(SHORT TASK): Return the listing below in full, with every line exactly as it is.

[A run of records]
=====
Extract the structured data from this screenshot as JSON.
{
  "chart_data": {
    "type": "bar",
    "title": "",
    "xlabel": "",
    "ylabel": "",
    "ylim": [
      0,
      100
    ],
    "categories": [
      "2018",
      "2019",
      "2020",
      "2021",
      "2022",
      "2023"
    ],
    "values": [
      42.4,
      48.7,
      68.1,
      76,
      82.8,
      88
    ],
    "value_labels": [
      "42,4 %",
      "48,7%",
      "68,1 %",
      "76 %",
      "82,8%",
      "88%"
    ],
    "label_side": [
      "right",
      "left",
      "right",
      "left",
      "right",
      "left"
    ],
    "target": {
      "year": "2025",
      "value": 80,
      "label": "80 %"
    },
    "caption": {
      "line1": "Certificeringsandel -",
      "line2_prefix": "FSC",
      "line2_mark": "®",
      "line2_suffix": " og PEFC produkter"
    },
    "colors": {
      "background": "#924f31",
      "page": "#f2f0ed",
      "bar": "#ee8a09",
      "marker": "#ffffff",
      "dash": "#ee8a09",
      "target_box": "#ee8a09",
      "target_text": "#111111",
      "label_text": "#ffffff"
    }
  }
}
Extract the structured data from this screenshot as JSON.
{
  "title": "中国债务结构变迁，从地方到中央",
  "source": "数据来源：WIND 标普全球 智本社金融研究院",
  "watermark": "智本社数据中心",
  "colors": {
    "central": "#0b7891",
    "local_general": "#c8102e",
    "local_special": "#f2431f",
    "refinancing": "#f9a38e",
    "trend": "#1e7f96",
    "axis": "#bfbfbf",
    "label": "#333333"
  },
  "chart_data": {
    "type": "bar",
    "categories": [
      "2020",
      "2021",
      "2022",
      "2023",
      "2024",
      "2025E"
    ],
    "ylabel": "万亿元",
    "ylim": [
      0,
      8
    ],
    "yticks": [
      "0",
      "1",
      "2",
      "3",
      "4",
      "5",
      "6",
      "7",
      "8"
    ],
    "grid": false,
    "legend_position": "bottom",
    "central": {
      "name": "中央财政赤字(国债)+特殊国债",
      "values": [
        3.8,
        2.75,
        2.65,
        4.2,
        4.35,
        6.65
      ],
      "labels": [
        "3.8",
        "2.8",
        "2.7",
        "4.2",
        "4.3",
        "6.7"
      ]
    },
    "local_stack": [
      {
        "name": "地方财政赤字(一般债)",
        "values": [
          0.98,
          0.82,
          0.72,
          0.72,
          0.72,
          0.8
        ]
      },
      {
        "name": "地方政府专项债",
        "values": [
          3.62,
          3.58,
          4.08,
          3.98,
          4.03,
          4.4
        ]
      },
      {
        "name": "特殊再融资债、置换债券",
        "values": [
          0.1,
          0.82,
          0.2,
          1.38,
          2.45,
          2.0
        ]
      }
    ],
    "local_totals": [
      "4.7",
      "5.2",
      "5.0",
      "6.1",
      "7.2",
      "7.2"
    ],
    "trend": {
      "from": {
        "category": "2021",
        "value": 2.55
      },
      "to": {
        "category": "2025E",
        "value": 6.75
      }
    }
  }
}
=====
(REPLY):
Extract the structured data from this screenshot as JSON.
{
  "chart_data": {
    "type": "bar",
    "title": "",
    "xlabel": "",
    "ylabel": "",
    "ylim": [
      0,
      100
    ],
    "categories": [
      "2018",
      "2019",
      "2020",
      "2021",
      "2022",
      "2023"
    ],
    "values": [
      42.4,
      48.7,
      68.1,
      76,
      82.8,
      88
    ],
    "value_labels": [
      "42,4 %",
      "48,7%",
      "68,1 %",
      "76 %",
      "82,8%",
      "88%"
    ],
    "label_side": [
      "right",
      "left",
      "right",
      "left",
      "right",
      "left"
    ],
    "target": {
      "year": "2025",
      "value": 80,
      "label": "80 %"
    },
    "caption": {
      "line1": "Certificeringsandel -",
      "line2_prefix": "FSC",
      "line2_mark": "®",
      "line2_suffix": " og PEFC produkter"
    },
    "colors": {
      "background": "#924f31",
      "page": "#f2f0ed",
      "bar": "#ee8a09",
      "marker": "#ffffff",
      "dash": "#ee8a09",
      "target_box": "#ee8a09",
      "target_text": "#111111",
      "label_text": "#ffffff"
    }
  }
}
Extract the structured data from this screenshot as JSON.
{
  "title": "中国债务结构变迁，从地方到中央",
  "source": "数据来源：WIND 标普全球 智本社金融研究院",
  "watermark": "智本社数据中心",
  "colors": {
    "central": "#0b7891",
    "local_general": "#c8102e",
    "local_special": "#f2431f",
    "refinancing": "#f9a38e",
    "trend": "#1e7f96",
    "axis": "#bfbfbf",
    "label": "#333333"
  },
  "chart_data": {
    "type": "bar",
    "categories": [
      "2020",
      "2021",
      "2022",
      "2023",
      "2024",
      "2025E"
    ],
    "ylabel": "万亿元",
    "ylim": [
      0,
      8
    ],
    "yticks": [
      "0",
      "1",
      "2",
      "3",
      "4",
      "5",
      "6",
      "7",
      "8"
    ],
    "grid": false,
    "legend_position": "bottom",
    "central": {
      "name": "中央财政赤字(国债)+特殊国债",
      "values": [
        3.8,
        2.75,
        2.65,
        4.2,
        4.35,
        6.65
      ],
      "labels": [
        "3.8",
        "2.8",
        "2.7",
        "4.2",
        "4.3",
        "6.7"
      ]
    },
    "local_stack": [
      {
        "name": "地方财政赤字(一般债)",
        "values": [
          0.98,
          0.82,
          0.72,
          0.72,
          0.72,
          0.8
        ]
      },
      {
        "name": "地方政府专项债",
        "values": [
          3.62,
          3.58,
          4.08,
          3.98,
          4.03,
          4.4
        ]
      },
      {
        "name": "特殊再融资债、置换债券",
        "values": [
          0.1,
          0.82,
          0.2,
          1.38,
          2.45,
          2.0
        ]
      }
    ],
    "local_totals": [
      "4.7",
      "5.2",
      "5.0",
      "6.1",
      "7.2",
      "7.2"
    ],
    "trend": {
      "from": {
        "category": "2021",
        "value": 2.55
      },
      "to": {
        "category": "2025E",
        "value": 6.75
      }
    }
  }
}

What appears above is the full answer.